(Brief):
Show all lines holding the string "столбец".

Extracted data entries
--
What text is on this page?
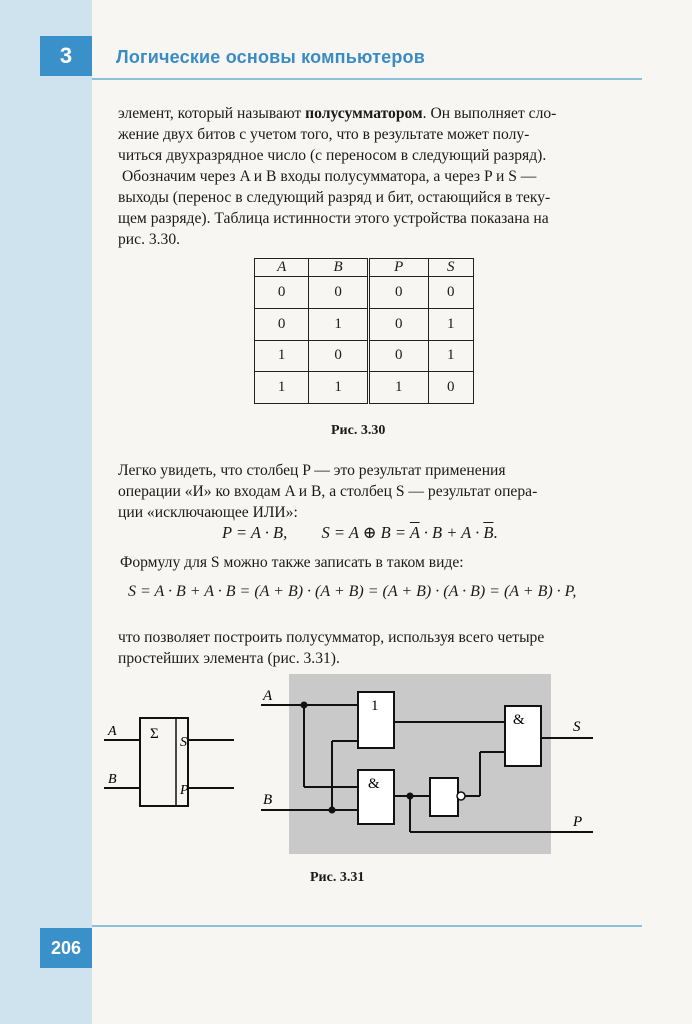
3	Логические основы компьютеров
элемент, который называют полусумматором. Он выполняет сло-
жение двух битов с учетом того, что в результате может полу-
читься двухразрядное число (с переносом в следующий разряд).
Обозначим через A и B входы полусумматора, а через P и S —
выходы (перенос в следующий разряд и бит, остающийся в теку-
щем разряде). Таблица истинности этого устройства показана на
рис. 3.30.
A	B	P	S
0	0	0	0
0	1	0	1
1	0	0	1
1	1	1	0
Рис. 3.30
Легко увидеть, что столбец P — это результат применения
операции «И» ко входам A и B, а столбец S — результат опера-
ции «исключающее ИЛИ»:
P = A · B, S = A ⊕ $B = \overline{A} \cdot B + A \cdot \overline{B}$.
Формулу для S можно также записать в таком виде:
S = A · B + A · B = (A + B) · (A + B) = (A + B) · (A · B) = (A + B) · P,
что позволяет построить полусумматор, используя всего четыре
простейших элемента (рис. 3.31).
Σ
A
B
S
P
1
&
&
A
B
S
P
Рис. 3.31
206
--
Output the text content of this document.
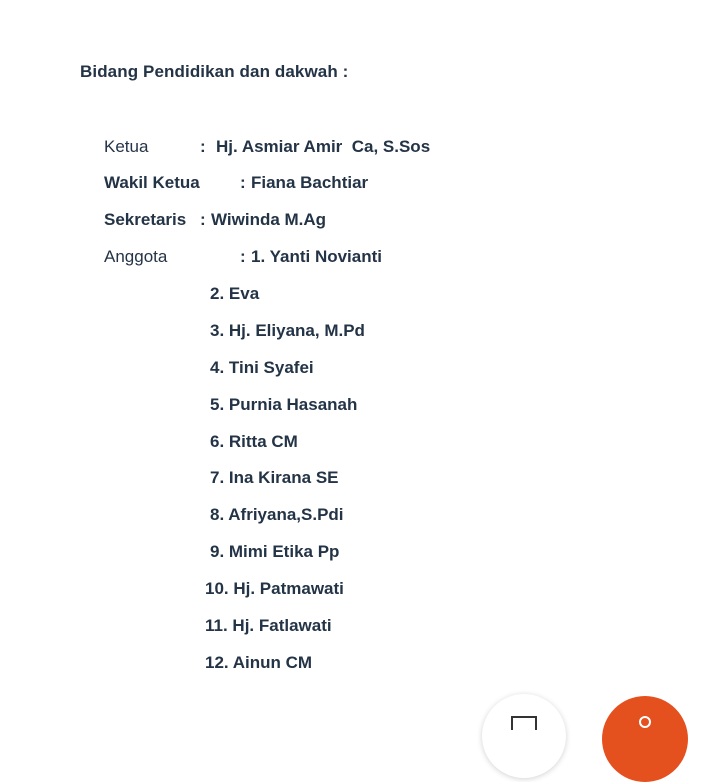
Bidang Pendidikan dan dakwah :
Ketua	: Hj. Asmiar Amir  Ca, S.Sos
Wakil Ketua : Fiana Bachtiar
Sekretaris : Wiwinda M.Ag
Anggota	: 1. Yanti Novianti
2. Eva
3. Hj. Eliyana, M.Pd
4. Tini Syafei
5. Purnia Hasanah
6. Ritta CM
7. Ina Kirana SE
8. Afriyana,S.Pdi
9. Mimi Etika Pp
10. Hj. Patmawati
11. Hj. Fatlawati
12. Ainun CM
--
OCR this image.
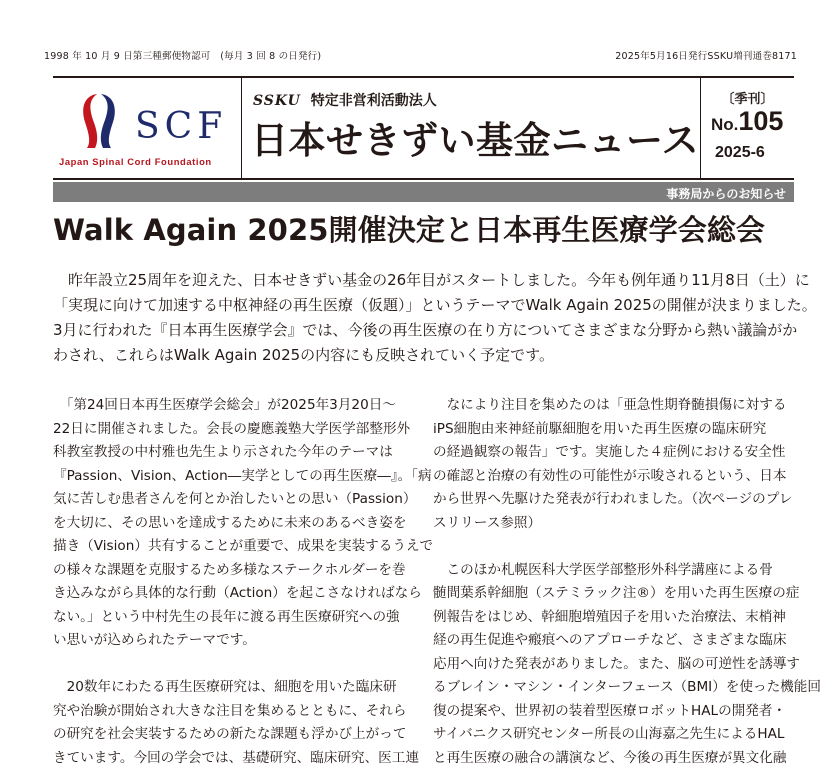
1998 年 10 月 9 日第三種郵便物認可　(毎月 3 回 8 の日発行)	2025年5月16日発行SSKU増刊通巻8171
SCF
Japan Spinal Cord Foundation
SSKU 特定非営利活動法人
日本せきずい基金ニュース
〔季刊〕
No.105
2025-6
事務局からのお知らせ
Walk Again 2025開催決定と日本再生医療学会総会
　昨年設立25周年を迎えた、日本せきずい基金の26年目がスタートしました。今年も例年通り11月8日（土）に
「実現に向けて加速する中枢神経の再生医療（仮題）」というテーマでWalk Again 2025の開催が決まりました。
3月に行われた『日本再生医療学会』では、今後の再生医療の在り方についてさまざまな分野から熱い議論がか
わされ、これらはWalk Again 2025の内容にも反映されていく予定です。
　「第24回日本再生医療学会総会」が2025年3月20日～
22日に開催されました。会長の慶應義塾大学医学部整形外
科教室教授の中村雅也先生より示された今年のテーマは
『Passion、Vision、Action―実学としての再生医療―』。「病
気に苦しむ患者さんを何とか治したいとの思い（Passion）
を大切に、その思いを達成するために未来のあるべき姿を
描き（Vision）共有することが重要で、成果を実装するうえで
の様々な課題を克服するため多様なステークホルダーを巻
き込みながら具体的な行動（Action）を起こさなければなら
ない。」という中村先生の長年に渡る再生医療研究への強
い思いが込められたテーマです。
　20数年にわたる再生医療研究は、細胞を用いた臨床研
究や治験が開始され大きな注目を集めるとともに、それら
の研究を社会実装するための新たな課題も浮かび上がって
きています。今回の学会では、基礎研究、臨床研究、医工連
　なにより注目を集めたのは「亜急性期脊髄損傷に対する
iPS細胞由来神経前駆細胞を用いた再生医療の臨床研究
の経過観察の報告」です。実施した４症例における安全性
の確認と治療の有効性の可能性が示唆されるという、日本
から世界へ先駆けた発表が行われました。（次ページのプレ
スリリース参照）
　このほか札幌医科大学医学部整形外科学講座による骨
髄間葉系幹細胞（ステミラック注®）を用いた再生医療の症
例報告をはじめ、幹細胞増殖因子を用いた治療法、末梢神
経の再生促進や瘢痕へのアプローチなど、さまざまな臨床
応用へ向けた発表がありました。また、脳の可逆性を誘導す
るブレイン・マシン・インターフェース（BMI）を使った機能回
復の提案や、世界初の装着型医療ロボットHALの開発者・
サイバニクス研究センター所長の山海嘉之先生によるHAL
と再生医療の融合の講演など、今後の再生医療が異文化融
--
(Output for this task):
Легко увидеть, что столбец P — это результат применения
операции «И» ко входам A и B, а столбец S — результат опера-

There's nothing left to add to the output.